— Start Information supplied —

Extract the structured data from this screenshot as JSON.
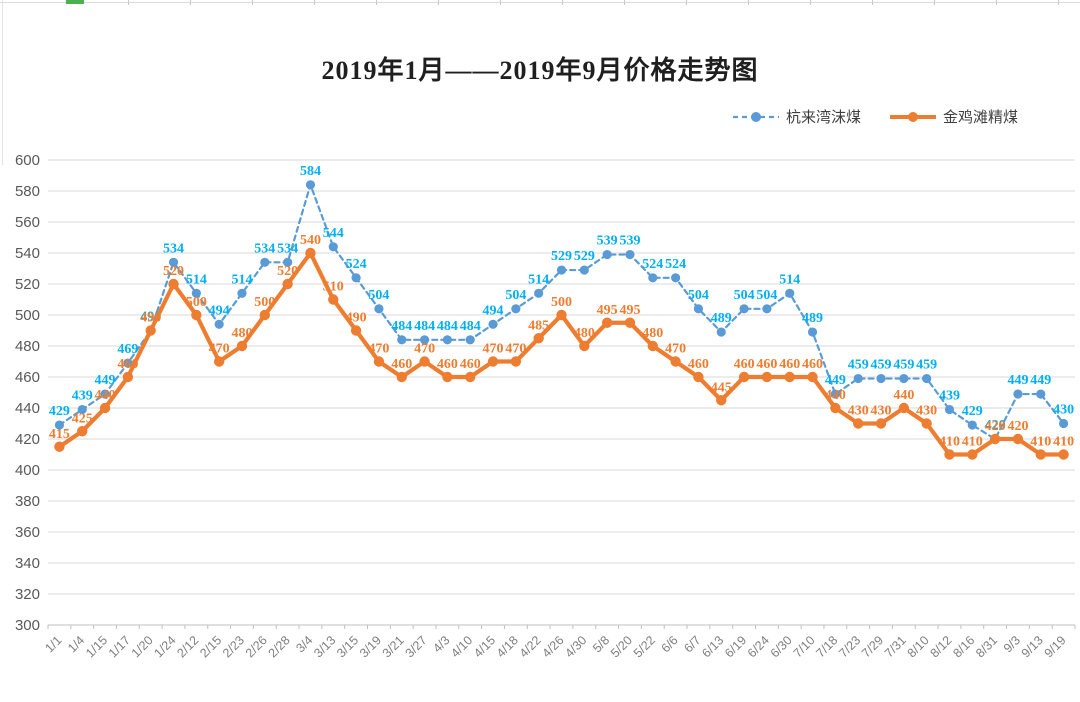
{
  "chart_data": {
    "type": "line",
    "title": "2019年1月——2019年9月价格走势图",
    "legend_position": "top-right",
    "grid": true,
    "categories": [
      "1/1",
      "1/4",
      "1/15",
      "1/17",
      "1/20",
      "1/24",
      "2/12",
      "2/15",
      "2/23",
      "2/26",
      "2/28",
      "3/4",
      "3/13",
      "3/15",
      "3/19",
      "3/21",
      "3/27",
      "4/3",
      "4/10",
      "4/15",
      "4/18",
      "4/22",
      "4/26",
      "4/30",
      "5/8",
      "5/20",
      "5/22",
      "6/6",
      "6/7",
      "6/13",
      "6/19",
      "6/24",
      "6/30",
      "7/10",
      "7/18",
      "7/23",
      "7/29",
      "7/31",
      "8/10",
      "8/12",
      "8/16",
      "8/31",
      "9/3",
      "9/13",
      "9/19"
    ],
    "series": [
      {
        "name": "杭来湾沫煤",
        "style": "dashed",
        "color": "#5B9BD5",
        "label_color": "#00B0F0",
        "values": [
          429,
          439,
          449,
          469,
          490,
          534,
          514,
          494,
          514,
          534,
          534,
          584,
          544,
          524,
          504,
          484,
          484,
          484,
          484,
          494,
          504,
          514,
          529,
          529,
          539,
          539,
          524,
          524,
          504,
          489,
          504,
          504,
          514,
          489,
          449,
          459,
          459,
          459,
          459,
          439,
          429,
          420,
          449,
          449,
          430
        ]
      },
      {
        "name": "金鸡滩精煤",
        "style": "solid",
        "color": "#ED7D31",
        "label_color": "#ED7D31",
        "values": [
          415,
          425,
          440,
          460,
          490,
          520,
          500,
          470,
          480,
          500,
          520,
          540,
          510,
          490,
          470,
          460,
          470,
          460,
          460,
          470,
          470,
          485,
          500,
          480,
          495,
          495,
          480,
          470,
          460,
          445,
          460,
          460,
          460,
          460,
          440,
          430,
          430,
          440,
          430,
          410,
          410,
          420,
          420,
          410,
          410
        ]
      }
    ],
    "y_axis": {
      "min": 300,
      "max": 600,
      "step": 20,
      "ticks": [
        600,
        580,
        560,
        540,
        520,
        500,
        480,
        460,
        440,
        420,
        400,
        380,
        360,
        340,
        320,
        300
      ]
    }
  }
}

— End Information supplied —
— Start Information supplied —

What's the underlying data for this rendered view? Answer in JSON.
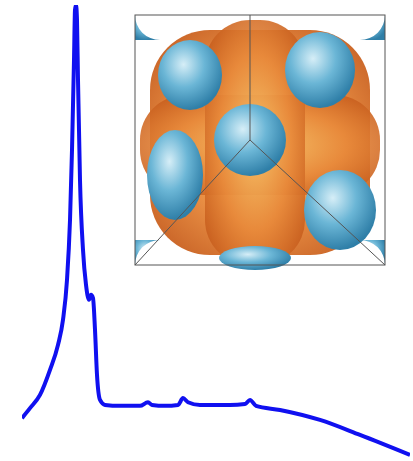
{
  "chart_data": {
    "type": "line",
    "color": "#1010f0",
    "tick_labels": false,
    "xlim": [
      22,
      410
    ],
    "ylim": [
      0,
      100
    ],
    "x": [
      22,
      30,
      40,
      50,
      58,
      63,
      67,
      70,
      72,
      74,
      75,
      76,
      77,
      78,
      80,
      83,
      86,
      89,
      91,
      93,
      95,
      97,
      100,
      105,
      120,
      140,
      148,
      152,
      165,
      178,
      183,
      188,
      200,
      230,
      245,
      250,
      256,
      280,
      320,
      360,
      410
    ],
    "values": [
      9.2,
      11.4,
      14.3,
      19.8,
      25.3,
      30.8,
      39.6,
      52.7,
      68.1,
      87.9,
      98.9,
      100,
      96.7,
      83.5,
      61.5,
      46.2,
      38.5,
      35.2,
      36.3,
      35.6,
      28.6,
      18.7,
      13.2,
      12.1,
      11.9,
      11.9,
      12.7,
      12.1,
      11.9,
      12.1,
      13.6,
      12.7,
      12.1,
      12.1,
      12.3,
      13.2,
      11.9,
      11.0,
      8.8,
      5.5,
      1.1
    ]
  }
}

— End Information supplied —

- _Directive_
Filter the records above for lines containing the word "this", and copy those lines.

- _Result below_
Extract the structured data from this screenshot as JSON.
What's the underlying data for this rendered view? Answer in JSON.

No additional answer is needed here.